Task brief ▸ Write out every entry word for word.

+++ Dataset rows

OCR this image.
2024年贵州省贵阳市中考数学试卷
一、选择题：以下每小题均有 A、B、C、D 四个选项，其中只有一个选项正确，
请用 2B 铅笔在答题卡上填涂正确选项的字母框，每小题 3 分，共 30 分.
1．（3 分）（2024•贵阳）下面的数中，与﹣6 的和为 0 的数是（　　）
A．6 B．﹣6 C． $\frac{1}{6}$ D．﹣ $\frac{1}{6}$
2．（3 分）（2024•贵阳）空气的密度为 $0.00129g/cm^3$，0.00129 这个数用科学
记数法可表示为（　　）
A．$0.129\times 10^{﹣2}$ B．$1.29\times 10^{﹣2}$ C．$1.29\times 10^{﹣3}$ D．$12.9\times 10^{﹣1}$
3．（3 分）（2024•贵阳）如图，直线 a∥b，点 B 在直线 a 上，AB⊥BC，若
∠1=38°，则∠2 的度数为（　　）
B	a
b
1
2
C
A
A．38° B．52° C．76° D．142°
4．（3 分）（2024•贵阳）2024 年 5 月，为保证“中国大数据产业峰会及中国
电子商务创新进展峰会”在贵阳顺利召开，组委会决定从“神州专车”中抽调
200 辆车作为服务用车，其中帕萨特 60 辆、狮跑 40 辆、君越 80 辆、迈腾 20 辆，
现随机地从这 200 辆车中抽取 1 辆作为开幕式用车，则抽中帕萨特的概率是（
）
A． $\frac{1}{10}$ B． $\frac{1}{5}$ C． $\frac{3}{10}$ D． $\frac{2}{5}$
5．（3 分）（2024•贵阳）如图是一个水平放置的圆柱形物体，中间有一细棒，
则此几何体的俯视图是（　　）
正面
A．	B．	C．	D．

++++++

Written solution ▸
OCR this image.
2024年贵州省贵阳市中考数学试卷
一、选择题：以下每小题均有 A、B、C、D 四个选项，其中只有一个选项正确，
请用 2B 铅笔在答题卡上填涂正确选项的字母框，每小题 3 分，共 30 分.
1．（3 分）（2024•贵阳）下面的数中，与﹣6 的和为 0 的数是（　　）
A．6 B．﹣6 C． $\frac{1}{6}$ D．﹣ $\frac{1}{6}$
2．（3 分）（2024•贵阳）空气的密度为 $0.00129g/cm^3$，0.00129 这个数用科学
记数法可表示为（　　）
A．$0.129\times 10^{﹣2}$ B．$1.29\times 10^{﹣2}$ C．$1.29\times 10^{﹣3}$ D．$12.9\times 10^{﹣1}$
3．（3 分）（2024•贵阳）如图，直线 a∥b，点 B 在直线 a 上，AB⊥BC，若
∠1=38°，则∠2 的度数为（　　）
B	a
b
1
2
C
A
A．38° B．52° C．76° D．142°
4．（3 分）（2024•贵阳）2024 年 5 月，为保证“中国大数据产业峰会及中国
电子商务创新进展峰会”在贵阳顺利召开，组委会决定从“神州专车”中抽调
200 辆车作为服务用车，其中帕萨特 60 辆、狮跑 40 辆、君越 80 辆、迈腾 20 辆，
现随机地从这 200 辆车中抽取 1 辆作为开幕式用车，则抽中帕萨特的概率是（
）
A． $\frac{1}{10}$ B． $\frac{1}{5}$ C． $\frac{3}{10}$ D． $\frac{2}{5}$
5．（3 分）（2024•贵阳）如图是一个水平放置的圆柱形物体，中间有一细棒，
则此几何体的俯视图是（　　）
正面
A．	B．	C．	D．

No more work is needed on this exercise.